Collect every line below that contains the word "octobre".

-- START OF Given data --

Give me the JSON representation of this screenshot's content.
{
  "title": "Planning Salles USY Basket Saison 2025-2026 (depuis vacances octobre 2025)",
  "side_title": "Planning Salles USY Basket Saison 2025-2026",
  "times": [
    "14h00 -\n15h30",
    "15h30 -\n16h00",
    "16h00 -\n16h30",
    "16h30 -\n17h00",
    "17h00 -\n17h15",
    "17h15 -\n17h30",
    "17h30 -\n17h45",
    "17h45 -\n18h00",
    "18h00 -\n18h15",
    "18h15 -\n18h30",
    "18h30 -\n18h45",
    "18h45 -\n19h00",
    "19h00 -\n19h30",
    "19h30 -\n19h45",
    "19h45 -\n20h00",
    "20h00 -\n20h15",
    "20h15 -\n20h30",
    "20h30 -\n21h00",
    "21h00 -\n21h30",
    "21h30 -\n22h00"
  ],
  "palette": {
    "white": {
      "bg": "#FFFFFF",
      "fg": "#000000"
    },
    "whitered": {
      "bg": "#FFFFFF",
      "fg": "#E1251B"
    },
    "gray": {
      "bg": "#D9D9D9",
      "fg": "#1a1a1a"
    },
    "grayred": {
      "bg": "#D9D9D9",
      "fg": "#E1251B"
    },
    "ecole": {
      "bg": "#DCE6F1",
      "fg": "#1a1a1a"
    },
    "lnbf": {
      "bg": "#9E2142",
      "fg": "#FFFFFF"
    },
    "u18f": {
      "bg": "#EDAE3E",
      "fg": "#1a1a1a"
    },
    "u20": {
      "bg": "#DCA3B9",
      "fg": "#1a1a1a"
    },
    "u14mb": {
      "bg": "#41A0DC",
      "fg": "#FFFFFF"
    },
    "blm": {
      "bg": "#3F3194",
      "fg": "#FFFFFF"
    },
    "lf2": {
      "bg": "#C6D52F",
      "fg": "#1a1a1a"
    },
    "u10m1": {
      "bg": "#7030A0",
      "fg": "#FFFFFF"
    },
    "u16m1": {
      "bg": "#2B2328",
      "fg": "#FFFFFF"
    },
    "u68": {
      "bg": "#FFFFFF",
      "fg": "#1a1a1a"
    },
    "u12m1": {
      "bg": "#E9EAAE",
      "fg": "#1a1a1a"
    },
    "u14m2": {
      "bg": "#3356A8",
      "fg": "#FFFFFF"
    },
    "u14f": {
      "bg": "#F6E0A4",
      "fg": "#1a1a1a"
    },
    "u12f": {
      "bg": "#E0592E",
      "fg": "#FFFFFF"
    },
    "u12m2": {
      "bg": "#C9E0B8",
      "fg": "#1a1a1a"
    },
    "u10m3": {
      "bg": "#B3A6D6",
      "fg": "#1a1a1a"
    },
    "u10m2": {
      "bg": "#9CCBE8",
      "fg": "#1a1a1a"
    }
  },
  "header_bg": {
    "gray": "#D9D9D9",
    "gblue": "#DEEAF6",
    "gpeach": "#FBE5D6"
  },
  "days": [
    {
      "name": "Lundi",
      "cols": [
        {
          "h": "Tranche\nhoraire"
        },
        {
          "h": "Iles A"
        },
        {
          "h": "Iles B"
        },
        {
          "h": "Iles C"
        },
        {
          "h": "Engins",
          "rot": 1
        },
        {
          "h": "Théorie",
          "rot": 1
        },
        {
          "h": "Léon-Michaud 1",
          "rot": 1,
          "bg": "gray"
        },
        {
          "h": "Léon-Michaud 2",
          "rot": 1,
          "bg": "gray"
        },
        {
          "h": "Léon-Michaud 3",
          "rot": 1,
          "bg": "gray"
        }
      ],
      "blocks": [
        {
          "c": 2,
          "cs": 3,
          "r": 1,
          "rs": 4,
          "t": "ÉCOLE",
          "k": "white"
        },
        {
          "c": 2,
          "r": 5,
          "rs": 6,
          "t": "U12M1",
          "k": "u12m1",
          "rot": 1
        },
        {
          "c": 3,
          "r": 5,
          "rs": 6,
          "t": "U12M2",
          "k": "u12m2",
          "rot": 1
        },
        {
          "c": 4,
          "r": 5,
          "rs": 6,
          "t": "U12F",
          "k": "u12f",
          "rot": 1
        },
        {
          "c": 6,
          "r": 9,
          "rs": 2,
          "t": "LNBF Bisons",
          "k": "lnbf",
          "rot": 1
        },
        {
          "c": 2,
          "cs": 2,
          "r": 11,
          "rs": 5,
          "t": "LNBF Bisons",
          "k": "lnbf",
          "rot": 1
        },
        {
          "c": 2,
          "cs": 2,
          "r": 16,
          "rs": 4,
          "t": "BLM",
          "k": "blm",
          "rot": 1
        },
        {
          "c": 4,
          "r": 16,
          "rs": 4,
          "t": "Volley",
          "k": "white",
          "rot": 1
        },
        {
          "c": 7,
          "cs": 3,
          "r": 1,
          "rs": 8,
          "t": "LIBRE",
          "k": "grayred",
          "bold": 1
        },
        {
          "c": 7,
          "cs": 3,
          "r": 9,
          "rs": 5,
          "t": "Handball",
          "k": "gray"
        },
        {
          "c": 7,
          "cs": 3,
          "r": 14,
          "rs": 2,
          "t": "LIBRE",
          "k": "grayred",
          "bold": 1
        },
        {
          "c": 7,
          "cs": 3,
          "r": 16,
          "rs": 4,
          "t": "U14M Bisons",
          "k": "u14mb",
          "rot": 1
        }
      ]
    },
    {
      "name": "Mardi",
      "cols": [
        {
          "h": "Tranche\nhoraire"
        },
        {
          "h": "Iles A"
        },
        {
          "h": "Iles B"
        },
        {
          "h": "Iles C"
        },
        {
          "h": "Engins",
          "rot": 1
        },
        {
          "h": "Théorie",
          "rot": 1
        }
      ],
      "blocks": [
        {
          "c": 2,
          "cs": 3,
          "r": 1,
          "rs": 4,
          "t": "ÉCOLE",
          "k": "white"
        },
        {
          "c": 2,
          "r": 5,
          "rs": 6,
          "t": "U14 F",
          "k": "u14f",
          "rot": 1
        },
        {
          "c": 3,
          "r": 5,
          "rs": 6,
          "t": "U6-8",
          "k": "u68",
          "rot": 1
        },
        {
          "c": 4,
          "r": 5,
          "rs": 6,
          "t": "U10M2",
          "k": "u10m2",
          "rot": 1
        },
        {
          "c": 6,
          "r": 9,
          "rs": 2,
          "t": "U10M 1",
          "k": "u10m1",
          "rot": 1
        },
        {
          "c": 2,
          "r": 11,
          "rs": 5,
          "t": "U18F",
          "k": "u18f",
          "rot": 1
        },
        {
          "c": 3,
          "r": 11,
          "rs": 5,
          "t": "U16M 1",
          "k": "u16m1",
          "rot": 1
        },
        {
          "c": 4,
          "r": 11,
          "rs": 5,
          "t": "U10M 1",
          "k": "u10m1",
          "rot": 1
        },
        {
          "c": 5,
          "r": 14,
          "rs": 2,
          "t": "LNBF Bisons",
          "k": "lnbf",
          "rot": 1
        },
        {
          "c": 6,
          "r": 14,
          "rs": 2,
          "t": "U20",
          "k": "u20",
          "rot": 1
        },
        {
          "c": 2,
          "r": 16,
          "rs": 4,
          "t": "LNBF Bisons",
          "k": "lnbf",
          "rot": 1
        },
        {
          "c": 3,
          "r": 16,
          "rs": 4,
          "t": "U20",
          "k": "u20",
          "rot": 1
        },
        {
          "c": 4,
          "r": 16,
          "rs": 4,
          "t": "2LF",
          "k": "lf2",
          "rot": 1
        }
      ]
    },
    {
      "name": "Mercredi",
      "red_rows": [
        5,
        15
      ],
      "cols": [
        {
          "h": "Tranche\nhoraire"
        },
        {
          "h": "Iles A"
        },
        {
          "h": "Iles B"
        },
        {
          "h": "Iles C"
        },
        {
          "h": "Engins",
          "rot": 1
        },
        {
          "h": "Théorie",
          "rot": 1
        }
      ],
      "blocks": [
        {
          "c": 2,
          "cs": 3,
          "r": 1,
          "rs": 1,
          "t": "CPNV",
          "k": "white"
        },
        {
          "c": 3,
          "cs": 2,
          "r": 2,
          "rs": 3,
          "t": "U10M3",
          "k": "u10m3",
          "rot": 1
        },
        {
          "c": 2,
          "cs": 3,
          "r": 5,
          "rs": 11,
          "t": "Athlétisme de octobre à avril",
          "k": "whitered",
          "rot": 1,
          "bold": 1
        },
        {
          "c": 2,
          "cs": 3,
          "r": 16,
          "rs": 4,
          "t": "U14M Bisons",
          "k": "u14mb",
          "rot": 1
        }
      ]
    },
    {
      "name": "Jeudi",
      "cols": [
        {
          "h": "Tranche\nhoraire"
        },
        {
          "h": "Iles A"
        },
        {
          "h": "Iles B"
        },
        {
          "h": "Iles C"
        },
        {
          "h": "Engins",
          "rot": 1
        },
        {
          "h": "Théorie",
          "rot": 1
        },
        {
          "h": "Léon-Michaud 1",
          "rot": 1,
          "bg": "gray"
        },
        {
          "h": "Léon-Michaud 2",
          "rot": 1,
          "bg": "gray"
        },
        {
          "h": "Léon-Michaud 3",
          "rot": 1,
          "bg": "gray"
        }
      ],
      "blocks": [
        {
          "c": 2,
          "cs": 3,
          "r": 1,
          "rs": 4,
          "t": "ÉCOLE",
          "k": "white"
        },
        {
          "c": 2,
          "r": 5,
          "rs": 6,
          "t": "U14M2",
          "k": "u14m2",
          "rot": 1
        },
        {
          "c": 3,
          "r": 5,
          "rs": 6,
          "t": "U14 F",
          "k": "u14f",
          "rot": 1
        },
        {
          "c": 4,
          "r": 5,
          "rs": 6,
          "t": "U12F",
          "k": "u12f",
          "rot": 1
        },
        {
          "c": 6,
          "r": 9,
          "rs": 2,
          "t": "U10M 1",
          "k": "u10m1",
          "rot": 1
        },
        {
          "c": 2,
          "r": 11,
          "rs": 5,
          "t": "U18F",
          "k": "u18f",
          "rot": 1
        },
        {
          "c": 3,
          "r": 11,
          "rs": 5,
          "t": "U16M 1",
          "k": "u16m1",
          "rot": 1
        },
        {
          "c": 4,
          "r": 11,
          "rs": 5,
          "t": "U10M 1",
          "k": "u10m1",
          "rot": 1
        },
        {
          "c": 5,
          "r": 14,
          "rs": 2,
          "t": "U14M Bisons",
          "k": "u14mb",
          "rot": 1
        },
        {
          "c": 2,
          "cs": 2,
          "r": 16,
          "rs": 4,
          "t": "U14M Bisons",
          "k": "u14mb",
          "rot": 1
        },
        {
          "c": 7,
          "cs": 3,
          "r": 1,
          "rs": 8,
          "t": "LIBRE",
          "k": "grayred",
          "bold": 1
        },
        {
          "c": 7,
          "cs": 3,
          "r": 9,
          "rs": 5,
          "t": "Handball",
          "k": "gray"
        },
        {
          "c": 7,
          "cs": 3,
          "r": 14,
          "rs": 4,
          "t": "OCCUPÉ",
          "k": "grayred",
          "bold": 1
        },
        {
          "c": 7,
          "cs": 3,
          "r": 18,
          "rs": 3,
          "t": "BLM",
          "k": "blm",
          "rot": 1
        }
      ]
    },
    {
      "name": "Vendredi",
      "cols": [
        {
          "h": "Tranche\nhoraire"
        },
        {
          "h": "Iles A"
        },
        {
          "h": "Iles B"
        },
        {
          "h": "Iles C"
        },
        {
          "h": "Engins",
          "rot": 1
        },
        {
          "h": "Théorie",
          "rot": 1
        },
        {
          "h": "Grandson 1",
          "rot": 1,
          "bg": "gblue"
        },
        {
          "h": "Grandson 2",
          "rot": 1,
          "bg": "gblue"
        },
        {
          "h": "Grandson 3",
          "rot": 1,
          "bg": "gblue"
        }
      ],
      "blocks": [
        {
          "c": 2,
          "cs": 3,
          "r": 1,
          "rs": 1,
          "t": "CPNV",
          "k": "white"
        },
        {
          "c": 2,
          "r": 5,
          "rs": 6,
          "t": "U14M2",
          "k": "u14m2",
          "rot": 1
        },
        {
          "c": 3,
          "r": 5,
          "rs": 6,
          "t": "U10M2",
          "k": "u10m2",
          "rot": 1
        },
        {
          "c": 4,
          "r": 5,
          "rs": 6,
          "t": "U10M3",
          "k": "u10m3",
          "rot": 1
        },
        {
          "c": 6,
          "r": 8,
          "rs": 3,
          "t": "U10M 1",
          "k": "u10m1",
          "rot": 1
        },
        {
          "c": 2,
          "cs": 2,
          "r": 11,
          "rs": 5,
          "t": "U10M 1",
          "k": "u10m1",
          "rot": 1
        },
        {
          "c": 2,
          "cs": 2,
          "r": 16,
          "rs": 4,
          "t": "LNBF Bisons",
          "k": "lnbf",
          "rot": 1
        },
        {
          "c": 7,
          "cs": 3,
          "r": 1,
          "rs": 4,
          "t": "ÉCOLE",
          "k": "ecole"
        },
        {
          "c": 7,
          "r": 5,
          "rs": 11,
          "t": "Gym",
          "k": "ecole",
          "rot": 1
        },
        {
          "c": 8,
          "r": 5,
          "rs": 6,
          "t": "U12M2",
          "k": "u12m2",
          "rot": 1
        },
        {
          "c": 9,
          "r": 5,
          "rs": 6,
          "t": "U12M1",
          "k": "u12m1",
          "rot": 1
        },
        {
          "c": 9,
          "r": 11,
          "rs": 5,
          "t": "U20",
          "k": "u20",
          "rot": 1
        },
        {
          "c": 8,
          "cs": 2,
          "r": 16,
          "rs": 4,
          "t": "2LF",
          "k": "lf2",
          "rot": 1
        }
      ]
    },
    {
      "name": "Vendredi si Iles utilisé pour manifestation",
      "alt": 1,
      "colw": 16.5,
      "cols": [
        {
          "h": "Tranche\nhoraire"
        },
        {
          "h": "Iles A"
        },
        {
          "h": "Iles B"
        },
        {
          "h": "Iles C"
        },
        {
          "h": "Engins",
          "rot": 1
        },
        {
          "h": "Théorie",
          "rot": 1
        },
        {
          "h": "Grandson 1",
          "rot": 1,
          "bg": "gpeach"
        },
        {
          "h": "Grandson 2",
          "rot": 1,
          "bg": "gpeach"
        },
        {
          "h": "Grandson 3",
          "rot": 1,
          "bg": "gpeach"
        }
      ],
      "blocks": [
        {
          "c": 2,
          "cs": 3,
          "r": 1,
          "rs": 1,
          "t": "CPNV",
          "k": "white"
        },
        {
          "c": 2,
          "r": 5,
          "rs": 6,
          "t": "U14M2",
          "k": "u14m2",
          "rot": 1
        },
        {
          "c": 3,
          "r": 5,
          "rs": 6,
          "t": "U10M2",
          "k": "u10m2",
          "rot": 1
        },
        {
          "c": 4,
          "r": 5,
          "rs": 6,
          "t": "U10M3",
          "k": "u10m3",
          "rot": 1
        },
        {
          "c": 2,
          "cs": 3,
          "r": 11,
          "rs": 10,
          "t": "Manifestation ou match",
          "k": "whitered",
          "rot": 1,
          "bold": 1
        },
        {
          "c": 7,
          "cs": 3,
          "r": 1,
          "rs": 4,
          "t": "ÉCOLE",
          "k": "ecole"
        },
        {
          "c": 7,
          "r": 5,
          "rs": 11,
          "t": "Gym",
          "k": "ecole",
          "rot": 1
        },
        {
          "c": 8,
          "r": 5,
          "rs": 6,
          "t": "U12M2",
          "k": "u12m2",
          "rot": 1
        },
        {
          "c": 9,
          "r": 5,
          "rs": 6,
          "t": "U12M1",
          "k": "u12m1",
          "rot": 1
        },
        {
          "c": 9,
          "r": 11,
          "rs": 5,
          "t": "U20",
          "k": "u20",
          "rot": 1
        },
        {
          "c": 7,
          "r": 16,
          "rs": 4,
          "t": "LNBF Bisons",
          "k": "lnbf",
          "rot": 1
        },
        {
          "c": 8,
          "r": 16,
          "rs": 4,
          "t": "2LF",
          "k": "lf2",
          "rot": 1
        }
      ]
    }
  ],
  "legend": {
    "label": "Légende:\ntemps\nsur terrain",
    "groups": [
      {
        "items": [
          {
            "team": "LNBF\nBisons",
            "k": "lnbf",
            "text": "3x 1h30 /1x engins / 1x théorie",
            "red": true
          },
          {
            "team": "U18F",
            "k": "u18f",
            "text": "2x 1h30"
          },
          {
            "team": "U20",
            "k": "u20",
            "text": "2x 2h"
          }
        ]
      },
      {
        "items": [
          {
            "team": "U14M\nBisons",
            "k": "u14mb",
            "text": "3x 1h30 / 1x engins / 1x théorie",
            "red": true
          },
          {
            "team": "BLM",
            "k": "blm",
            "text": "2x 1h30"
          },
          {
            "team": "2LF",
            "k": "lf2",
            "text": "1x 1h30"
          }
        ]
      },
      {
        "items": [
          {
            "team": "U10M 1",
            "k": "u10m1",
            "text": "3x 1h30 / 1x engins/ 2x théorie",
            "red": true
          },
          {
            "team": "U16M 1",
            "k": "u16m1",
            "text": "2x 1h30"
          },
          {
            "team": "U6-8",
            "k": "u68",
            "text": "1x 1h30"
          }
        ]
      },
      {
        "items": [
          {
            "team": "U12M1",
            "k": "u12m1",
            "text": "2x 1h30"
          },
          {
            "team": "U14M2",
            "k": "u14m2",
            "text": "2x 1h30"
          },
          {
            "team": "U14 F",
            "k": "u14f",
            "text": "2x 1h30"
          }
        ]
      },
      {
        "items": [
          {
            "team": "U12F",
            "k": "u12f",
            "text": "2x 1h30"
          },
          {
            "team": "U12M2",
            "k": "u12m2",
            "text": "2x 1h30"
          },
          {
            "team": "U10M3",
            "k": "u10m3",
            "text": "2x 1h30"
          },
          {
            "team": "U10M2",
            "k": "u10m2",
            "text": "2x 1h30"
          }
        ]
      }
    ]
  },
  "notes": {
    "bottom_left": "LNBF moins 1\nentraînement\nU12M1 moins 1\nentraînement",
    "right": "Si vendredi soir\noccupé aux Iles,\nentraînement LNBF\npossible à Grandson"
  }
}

-- END OF Given data --

Finished answer:
  "title": "Planning Salles USY Basket Saison 2025-2026 (depuis vacances octobre 2025)",
          "t": "Athlétisme de octobre à avril",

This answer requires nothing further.